- _WHAT IS REQUIRED_
Restate the data below word for word. Skip any images it contains.

(Data entries for graphics)
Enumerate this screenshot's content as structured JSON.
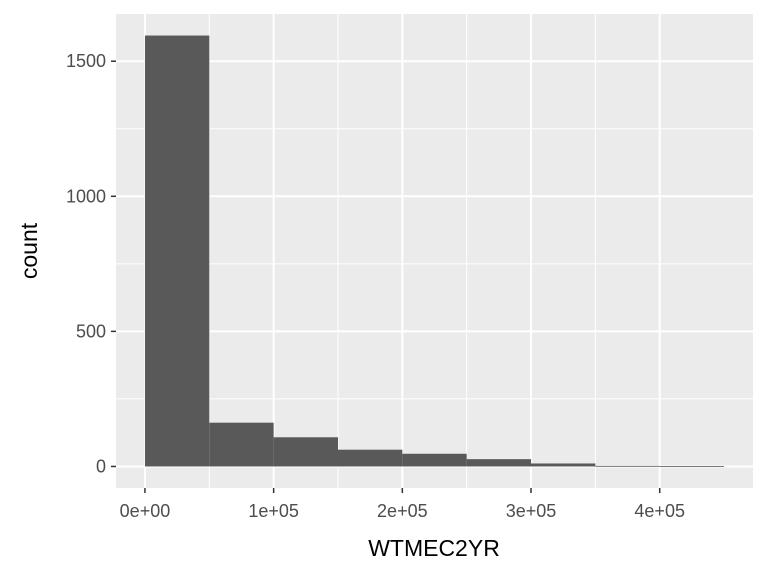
{
  "chart_data": {
    "type": "bar",
    "subtype": "histogram",
    "xlabel": "WTMEC2YR",
    "ylabel": "count",
    "bins": [
      {
        "x0": 0,
        "x1": 50000,
        "count": 1595
      },
      {
        "x0": 50000,
        "x1": 100000,
        "count": 162
      },
      {
        "x0": 100000,
        "x1": 150000,
        "count": 108
      },
      {
        "x0": 150000,
        "x1": 200000,
        "count": 62
      },
      {
        "x0": 200000,
        "x1": 250000,
        "count": 47
      },
      {
        "x0": 250000,
        "x1": 300000,
        "count": 27
      },
      {
        "x0": 300000,
        "x1": 350000,
        "count": 11
      },
      {
        "x0": 350000,
        "x1": 400000,
        "count": 2
      },
      {
        "x0": 400000,
        "x1": 450000,
        "count": 1
      }
    ],
    "x_ticks": [
      {
        "value": 0,
        "label": "0e+00"
      },
      {
        "value": 100000,
        "label": "1e+05"
      },
      {
        "value": 200000,
        "label": "2e+05"
      },
      {
        "value": 300000,
        "label": "3e+05"
      },
      {
        "value": 400000,
        "label": "4e+05"
      }
    ],
    "y_ticks": [
      {
        "value": 0,
        "label": "0"
      },
      {
        "value": 500,
        "label": "500"
      },
      {
        "value": 1000,
        "label": "1000"
      },
      {
        "value": 1500,
        "label": "1500"
      }
    ],
    "xlim": [
      -22500,
      472500
    ],
    "ylim": [
      -79.75,
      1674.75
    ],
    "grid": true,
    "colors": {
      "panel_background": "#ebebeb",
      "grid_major": "#ffffff",
      "bar_fill": "#595959",
      "tick_mark": "#333333"
    }
  }
}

- _RESULT OF THE EXERCISE_
Enumerate this screenshot's content as structured JSON.
{
  "chart_data": {
    "type": "bar",
    "subtype": "histogram",
    "xlabel": "WTMEC2YR",
    "ylabel": "count",
    "bins": [
      {
        "x0": 0,
        "x1": 50000,
        "count": 1595
      },
      {
        "x0": 50000,
        "x1": 100000,
        "count": 162
      },
      {
        "x0": 100000,
        "x1": 150000,
        "count": 108
      },
      {
        "x0": 150000,
        "x1": 200000,
        "count": 62
      },
      {
        "x0": 200000,
        "x1": 250000,
        "count": 47
      },
      {
        "x0": 250000,
        "x1": 300000,
        "count": 27
      },
      {
        "x0": 300000,
        "x1": 350000,
        "count": 11
      },
      {
        "x0": 350000,
        "x1": 400000,
        "count": 2
      },
      {
        "x0": 400000,
        "x1": 450000,
        "count": 1
      }
    ],
    "x_ticks": [
      {
        "value": 0,
        "label": "0e+00"
      },
      {
        "value": 100000,
        "label": "1e+05"
      },
      {
        "value": 200000,
        "label": "2e+05"
      },
      {
        "value": 300000,
        "label": "3e+05"
      },
      {
        "value": 400000,
        "label": "4e+05"
      }
    ],
    "y_ticks": [
      {
        "value": 0,
        "label": "0"
      },
      {
        "value": 500,
        "label": "500"
      },
      {
        "value": 1000,
        "label": "1000"
      },
      {
        "value": 1500,
        "label": "1500"
      }
    ],
    "xlim": [
      -22500,
      472500
    ],
    "ylim": [
      -79.75,
      1674.75
    ],
    "grid": true,
    "colors": {
      "panel_background": "#ebebeb",
      "grid_major": "#ffffff",
      "bar_fill": "#595959",
      "tick_mark": "#333333"
    }
  }
}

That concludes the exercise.